- _DOCUMENT TEXT_
*-*-*

On May 21st, 1834 Detroit’s first streetlights were introduced lighting up Jefferson from Cass Ave. to Randolph st. The estimated cost as follows:
20 lamps including posts: $5
3 quarts of sperm whale oil per night: $.75
Total cost per year: $262.50
Source: Detroit History Tours and Detroit History Club Facebook Page
On May 21, 1891, Michigan’s final county was established in the Upper Peninsula.
Dickinson County was established by an act of the legislature and was named after Donald Dickinson, a Detroiter who served as postmaster general in the President Grover Cleveland administration.
Source: Michigan Every Day
In 1887, Ransom Olds developed an experimental steam-powered car. An updated version of the car was featured in the May 21, 1892 issue of Scientific American. A company in London saw the article and bought the car, making it the first American-car sold for export! The two-passenger vehicle was good for 15-miles per hour. Olds would go on to form the Olds Motor Works and sell 4000 Oldsmobiles by 1903.
Source : Michigan Every Day.
Detroit native Charles Lindbergh became the first person to successfully complete a nonstop solo transatlantic flight when he landed the Spirit of St. Louis in Paris on May 21, 1927.
He left the Roosevelt Field airstrip on New York’s Long Island, 33.5 hours before. By the time he landed about 3,600 miles later (1,000 of it through snow and sleet), Lucky Lindy was a worldwide celebrity.
Tens of thousands of people greeted the 25-year-old when he touched down at the Le Bourget air field at 10:22 p.m.
Source : Zlati Meyer, “Lindbergh soars to aviation mark”, Today In Michigan History, Detroit Free Press, May 19, 2013.
“My Michigan” was adopted as an official state song on May 21, 1937.
The state Senate returned the bill about the official state tune on that day, after amending it from “the” to “a,” according to Robert Garrett of the state archives. The state House of Representatives had initially adopted the “the” bill on March 3, 1937.
The song, composed and written by Giles Kavanagh and H. O’Reilly Clint, was chosen because it “express(ed) the hopes, ambitions and pride of the people of the State of Michigan” and contained “the fine thoughts conveyed in the words and music of this lovely memorial to the State of Michigan,” the resolution explained.
Ironically, for being an official state anthem, the song is rarely sung and never used on formal state occasions. This may be because doing so would incur liability to pay a royalty. The State did not purchase or/and the authors would not sell the copyright, and neither was the song released into the public domain. Under current federal law, the song’s copyright will expire at the end of the 70th year following the deaths of its authors. There are two versions of the sheet music; one is held at the Rare Book Room at the Library of Michigan and the other is housed at the Bentley Historical Museum.
“My Michigan” should not be confused with the song “Michigan, My Michigan” by Douglas Malloch.
Sources:
Zlati Meyer, “Michigan adopts an official state song“, Detroit Free Press, May 15, 2015; updated May 17, 2015.
My Michigan : Michigan State Song, StateSymbolUSA.
On May 21, 1941, after years of bitter and sometimes violent resistance by Henry Ford, workers of the Ford Motor Company voted to have the United Auto Workers represent them. Ford was the last of the Big Three automakers to be organized.

*-*-*

- _STORED DATA_
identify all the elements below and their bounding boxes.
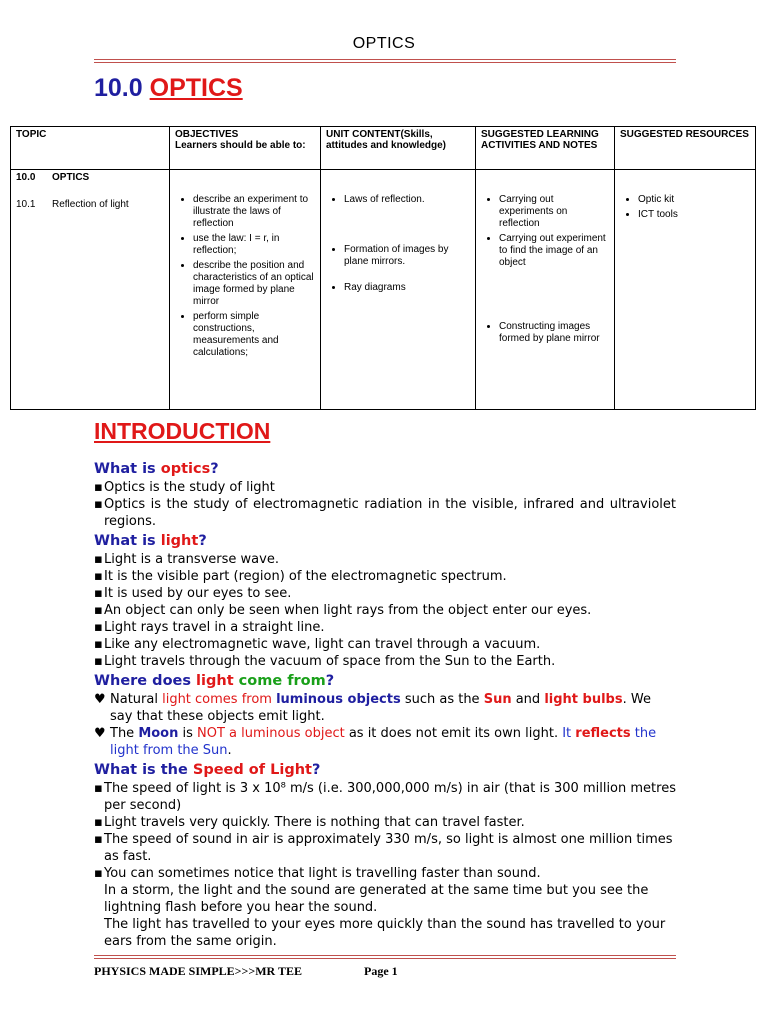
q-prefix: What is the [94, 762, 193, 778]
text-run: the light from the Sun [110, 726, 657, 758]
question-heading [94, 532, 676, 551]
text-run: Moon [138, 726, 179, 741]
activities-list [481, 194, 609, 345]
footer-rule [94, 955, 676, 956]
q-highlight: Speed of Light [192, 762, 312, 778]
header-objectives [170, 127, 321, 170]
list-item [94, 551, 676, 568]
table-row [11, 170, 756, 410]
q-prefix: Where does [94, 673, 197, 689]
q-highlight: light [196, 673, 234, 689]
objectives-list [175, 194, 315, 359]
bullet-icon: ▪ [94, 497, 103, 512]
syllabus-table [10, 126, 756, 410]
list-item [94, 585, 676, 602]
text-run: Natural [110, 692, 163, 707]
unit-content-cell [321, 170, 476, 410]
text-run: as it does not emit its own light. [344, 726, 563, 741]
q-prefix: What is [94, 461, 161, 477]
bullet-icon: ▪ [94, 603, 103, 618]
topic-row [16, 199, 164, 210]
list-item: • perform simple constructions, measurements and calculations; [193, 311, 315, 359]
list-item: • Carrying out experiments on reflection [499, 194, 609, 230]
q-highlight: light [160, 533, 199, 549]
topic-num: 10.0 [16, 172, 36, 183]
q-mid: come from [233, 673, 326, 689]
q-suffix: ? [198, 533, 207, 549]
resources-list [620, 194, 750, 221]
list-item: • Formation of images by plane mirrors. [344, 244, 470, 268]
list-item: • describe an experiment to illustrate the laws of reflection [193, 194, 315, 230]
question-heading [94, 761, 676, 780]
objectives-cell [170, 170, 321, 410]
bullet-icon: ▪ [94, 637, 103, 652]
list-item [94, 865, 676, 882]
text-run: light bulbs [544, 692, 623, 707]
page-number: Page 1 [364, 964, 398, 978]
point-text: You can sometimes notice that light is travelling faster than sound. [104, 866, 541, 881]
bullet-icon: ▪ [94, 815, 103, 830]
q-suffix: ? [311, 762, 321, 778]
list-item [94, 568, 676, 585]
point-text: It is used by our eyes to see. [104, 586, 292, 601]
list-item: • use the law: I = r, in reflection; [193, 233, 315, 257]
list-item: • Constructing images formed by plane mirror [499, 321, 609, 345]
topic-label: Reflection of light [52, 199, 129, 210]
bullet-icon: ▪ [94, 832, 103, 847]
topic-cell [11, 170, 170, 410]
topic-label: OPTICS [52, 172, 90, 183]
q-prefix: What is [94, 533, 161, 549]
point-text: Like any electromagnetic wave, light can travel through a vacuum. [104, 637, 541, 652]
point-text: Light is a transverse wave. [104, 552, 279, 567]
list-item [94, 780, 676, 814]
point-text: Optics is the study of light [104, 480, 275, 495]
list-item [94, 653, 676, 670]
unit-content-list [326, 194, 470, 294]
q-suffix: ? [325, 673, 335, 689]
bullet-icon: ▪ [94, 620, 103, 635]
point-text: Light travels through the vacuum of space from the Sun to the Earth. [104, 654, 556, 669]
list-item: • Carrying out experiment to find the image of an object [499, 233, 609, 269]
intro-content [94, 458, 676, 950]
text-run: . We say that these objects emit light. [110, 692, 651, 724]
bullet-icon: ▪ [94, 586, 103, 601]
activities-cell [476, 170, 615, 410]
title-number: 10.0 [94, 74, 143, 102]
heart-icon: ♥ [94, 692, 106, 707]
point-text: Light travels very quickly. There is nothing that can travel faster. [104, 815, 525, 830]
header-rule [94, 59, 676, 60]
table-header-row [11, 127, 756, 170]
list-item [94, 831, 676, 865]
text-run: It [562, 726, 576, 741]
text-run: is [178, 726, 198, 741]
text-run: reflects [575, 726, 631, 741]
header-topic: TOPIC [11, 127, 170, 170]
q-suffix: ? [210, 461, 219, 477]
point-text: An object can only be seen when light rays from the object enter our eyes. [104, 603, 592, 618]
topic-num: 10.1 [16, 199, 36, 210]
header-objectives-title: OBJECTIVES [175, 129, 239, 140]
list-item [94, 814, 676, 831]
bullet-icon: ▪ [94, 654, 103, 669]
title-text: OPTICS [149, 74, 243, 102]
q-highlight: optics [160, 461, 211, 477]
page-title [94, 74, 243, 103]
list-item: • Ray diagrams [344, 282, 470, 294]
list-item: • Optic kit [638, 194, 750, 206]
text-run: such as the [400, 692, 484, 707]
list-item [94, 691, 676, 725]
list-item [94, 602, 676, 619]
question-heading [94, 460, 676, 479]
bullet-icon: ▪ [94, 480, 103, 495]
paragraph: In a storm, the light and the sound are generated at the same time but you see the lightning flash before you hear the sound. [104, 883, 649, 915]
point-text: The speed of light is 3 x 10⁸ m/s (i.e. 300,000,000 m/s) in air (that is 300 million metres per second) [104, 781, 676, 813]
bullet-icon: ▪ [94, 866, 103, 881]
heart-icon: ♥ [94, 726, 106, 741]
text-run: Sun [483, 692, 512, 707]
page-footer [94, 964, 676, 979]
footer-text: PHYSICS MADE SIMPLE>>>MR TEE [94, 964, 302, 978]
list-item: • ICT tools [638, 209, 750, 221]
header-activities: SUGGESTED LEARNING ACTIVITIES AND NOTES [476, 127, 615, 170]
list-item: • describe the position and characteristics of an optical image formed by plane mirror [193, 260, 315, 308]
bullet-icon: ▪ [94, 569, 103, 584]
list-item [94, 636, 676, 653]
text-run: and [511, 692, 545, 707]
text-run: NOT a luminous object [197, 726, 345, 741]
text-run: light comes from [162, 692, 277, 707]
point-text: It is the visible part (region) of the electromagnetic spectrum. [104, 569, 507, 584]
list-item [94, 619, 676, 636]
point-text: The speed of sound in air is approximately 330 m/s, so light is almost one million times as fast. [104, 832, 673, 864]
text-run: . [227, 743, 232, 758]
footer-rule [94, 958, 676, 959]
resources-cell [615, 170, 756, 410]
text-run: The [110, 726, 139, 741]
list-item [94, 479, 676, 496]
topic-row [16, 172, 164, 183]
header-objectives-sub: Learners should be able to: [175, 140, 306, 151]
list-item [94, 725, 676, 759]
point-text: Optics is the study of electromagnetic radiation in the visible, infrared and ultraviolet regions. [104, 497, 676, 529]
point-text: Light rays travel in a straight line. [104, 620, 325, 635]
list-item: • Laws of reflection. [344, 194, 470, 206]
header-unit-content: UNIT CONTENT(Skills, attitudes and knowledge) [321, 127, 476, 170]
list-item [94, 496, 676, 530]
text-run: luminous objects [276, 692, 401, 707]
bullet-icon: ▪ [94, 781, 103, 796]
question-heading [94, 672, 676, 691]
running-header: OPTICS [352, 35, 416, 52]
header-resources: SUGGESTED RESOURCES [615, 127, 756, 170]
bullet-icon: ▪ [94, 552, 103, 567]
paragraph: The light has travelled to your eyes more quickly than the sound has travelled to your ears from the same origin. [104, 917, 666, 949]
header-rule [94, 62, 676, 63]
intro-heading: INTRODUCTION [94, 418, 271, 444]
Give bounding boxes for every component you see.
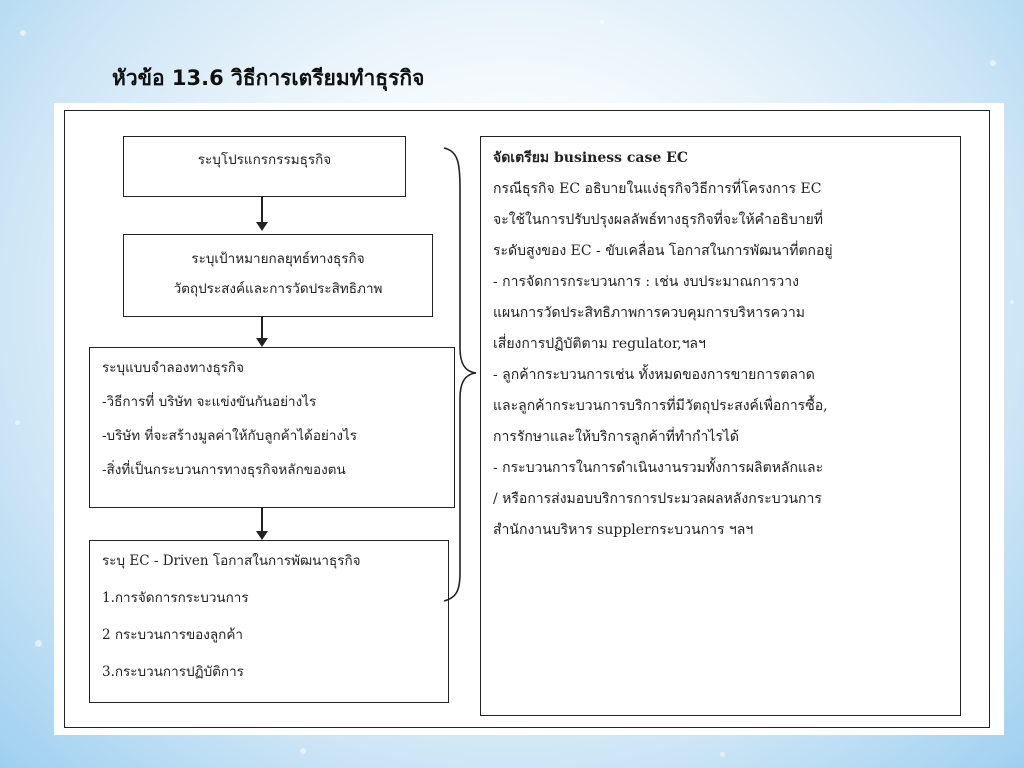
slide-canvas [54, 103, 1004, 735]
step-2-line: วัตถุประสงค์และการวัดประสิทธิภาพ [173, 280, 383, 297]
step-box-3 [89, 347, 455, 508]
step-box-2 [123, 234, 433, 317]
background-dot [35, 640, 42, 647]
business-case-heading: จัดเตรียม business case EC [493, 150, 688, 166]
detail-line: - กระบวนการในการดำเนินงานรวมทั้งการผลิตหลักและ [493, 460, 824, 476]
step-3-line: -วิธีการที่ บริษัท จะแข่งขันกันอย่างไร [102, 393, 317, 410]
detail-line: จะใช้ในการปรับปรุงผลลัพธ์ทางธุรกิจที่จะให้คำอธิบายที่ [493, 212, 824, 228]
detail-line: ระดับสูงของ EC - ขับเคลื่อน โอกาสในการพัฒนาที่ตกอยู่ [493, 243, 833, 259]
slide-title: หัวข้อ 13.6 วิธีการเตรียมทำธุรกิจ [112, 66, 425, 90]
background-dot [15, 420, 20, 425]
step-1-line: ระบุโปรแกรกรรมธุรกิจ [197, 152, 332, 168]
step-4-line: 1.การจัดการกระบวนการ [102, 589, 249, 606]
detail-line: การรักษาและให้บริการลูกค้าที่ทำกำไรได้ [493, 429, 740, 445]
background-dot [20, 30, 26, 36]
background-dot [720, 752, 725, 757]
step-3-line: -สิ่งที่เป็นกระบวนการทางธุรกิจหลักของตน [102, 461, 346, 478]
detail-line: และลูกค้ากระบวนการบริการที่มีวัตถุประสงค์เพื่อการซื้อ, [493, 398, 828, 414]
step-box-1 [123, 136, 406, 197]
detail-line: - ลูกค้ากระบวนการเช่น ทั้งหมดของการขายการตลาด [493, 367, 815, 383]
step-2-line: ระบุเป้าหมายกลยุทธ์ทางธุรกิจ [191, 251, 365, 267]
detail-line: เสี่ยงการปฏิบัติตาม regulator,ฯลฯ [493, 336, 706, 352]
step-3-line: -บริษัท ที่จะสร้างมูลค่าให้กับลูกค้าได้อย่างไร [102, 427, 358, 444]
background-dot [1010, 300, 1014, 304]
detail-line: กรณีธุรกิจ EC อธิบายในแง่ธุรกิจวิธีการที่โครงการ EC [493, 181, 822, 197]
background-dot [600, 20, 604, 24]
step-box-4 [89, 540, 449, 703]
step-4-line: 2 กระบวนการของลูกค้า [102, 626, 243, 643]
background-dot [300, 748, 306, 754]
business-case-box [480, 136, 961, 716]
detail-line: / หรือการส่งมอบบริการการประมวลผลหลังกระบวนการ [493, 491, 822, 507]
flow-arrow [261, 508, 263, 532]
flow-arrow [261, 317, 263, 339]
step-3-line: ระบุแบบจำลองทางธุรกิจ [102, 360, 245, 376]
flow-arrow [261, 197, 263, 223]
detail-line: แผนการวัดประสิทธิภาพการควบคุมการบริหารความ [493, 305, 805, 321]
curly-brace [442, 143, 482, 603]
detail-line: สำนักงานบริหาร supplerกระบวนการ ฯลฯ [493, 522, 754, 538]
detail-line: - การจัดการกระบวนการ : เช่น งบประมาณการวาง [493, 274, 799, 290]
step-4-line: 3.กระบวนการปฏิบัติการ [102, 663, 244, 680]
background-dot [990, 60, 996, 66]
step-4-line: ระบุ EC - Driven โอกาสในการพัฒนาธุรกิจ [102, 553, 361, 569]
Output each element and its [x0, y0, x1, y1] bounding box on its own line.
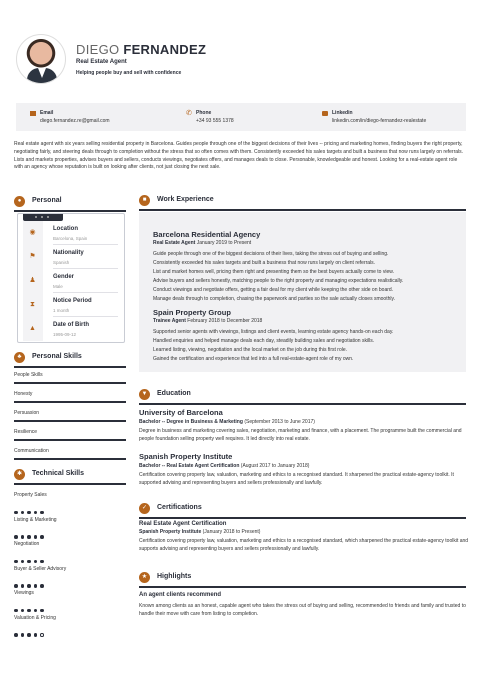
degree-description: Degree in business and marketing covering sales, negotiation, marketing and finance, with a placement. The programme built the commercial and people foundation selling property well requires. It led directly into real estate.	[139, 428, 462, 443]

*-*-*

- _THE PROBLEM_
Copy the Michigan history text from "Detroit native Charles" up to and including "May 19, 2013.", swapping "sleet" for "hail".

- _EXERCISE ANSWER_
Detroit native Charles Lindbergh became the first person to successfully complete a nonstop solo transatlantic flight when he landed the Spirit of St. Louis in Paris on May 21, 1927.
He left the Roosevelt Field airstrip on New York’s Long Island, 33.5 hours before. By the time he landed about 3,600 miles later (1,000 of it through snow and hail), Lucky Lindy was a worldwide celebrity.
Tens of thousands of people greeted the 25-year-old when he touched down at the Le Bourget air field at 10:22 p.m.
Source : Zlati Meyer, “Lindbergh soars to aviation mark”, Today In Michigan History, Detroit Free Press, May 19, 2013.